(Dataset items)
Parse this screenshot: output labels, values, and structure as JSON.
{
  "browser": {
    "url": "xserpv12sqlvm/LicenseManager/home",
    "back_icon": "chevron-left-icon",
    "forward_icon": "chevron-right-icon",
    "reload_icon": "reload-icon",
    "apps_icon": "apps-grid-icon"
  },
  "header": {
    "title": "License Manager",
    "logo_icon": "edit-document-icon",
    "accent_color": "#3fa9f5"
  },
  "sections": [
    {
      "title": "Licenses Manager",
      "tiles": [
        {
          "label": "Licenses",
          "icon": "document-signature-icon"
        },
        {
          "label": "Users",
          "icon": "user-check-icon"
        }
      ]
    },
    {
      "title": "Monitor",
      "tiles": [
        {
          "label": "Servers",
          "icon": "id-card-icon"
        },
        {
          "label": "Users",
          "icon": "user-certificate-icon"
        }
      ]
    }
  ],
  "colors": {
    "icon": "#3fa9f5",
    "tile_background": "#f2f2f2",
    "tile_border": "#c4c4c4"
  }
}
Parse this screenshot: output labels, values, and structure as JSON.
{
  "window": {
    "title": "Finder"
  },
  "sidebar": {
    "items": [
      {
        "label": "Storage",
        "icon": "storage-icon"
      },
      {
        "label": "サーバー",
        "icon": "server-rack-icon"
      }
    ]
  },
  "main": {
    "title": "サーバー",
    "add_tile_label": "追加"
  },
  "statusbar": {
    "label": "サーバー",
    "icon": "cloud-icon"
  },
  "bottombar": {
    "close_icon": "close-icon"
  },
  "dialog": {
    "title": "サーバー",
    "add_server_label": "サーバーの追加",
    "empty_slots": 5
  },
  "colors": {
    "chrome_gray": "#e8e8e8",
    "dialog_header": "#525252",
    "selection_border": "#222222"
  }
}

### Exercise instructions
Retype the data in full and match it exactly.

### Written response
Parse this screenshot: output labels, values, and structure as JSON.
{
  "browser": {
    "url": "xserpv12sqlvm/LicenseManager/home",
    "back_icon": "chevron-left-icon",
    "forward_icon": "chevron-right-icon",
    "reload_icon": "reload-icon",
    "apps_icon": "apps-grid-icon"
  },
  "header": {
    "title": "License Manager",
    "logo_icon": "edit-document-icon",
    "accent_color": "#3fa9f5"
  },
  "sections": [
    {
      "title": "Licenses Manager",
      "tiles": [
        {
          "label": "Licenses",
          "icon": "document-signature-icon"
        },
        {
          "label": "Users",
          "icon": "user-check-icon"
        }
      ]
    },
    {
      "title": "Monitor",
      "tiles": [
        {
          "label": "Servers",
          "icon": "id-card-icon"
        },
        {
          "label": "Users",
          "icon": "user-certificate-icon"
        }
      ]
    }
  ],
  "colors": {
    "icon": "#3fa9f5",
    "tile_background": "#f2f2f2",
    "tile_border": "#c4c4c4"
  }
}
Parse this screenshot: output labels, values, and structure as JSON.
{
  "window": {
    "title": "Finder"
  },
  "sidebar": {
    "items": [
      {
        "label": "Storage",
        "icon": "storage-icon"
      },
      {
        "label": "サーバー",
        "icon": "server-rack-icon"
      }
    ]
  },
  "main": {
    "title": "サーバー",
    "add_tile_label": "追加"
  },
  "statusbar": {
    "label": "サーバー",
    "icon": "cloud-icon"
  },
  "bottombar": {
    "close_icon": "close-icon"
  },
  "dialog": {
    "title": "サーバー",
    "add_server_label": "サーバーの追加",
    "empty_slots": 5
  },
  "colors": {
    "chrome_gray": "#e8e8e8",
    "dialog_header": "#525252",
    "selection_border": "#222222"
  }
}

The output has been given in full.